What to do:
All of the records below need to be copied exactly.

Provided information:
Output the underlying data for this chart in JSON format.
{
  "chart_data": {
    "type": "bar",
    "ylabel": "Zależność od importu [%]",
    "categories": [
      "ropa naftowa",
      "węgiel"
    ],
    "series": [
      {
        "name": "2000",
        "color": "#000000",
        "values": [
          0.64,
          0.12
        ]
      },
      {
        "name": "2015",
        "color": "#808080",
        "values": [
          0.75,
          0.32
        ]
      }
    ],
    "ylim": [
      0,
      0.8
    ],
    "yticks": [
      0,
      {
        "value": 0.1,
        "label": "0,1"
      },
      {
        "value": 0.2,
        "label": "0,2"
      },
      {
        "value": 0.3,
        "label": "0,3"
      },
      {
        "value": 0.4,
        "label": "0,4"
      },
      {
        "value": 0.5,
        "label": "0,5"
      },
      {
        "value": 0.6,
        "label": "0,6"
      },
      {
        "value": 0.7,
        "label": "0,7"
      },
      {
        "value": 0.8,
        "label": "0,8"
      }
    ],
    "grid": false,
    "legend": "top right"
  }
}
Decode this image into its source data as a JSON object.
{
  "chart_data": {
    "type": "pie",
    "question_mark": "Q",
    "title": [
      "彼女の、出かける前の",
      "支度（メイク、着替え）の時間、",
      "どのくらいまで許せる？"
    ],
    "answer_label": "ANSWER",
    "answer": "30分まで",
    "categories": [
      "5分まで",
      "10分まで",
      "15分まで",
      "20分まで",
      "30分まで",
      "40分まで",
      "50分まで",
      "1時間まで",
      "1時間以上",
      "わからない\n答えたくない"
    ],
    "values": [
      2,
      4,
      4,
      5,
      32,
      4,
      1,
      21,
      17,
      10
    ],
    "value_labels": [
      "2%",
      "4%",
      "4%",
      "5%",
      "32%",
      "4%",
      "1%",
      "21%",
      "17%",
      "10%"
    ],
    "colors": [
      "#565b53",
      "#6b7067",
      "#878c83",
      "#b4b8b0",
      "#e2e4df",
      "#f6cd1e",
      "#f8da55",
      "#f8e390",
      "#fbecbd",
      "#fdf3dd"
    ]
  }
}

Problem solution:
Output the underlying data for this chart in JSON format.
{
  "chart_data": {
    "type": "bar",
    "ylabel": "Zależność od importu [%]",
    "categories": [
      "ropa naftowa",
      "węgiel"
    ],
    "series": [
      {
        "name": "2000",
        "color": "#000000",
        "values": [
          0.64,
          0.12
        ]
      },
      {
        "name": "2015",
        "color": "#808080",
        "values": [
          0.75,
          0.32
        ]
      }
    ],
    "ylim": [
      0,
      0.8
    ],
    "yticks": [
      0,
      {
        "value": 0.1,
        "label": "0,1"
      },
      {
        "value": 0.2,
        "label": "0,2"
      },
      {
        "value": 0.3,
        "label": "0,3"
      },
      {
        "value": 0.4,
        "label": "0,4"
      },
      {
        "value": 0.5,
        "label": "0,5"
      },
      {
        "value": 0.6,
        "label": "0,6"
      },
      {
        "value": 0.7,
        "label": "0,7"
      },
      {
        "value": 0.8,
        "label": "0,8"
      }
    ],
    "grid": false,
    "legend": "top right"
  }
}
Decode this image into its source data as a JSON object.
{
  "chart_data": {
    "type": "pie",
    "question_mark": "Q",
    "title": [
      "彼女の、出かける前の",
      "支度（メイク、着替え）の時間、",
      "どのくらいまで許せる？"
    ],
    "answer_label": "ANSWER",
    "answer": "30分まで",
    "categories": [
      "5分まで",
      "10分まで",
      "15分まで",
      "20分まで",
      "30分まで",
      "40分まで",
      "50分まで",
      "1時間まで",
      "1時間以上",
      "わからない\n答えたくない"
    ],
    "values": [
      2,
      4,
      4,
      5,
      32,
      4,
      1,
      21,
      17,
      10
    ],
    "value_labels": [
      "2%",
      "4%",
      "4%",
      "5%",
      "32%",
      "4%",
      "1%",
      "21%",
      "17%",
      "10%"
    ],
    "colors": [
      "#565b53",
      "#6b7067",
      "#878c83",
      "#b4b8b0",
      "#e2e4df",
      "#f6cd1e",
      "#f8da55",
      "#f8e390",
      "#fbecbd",
      "#fdf3dd"
    ]
  }
}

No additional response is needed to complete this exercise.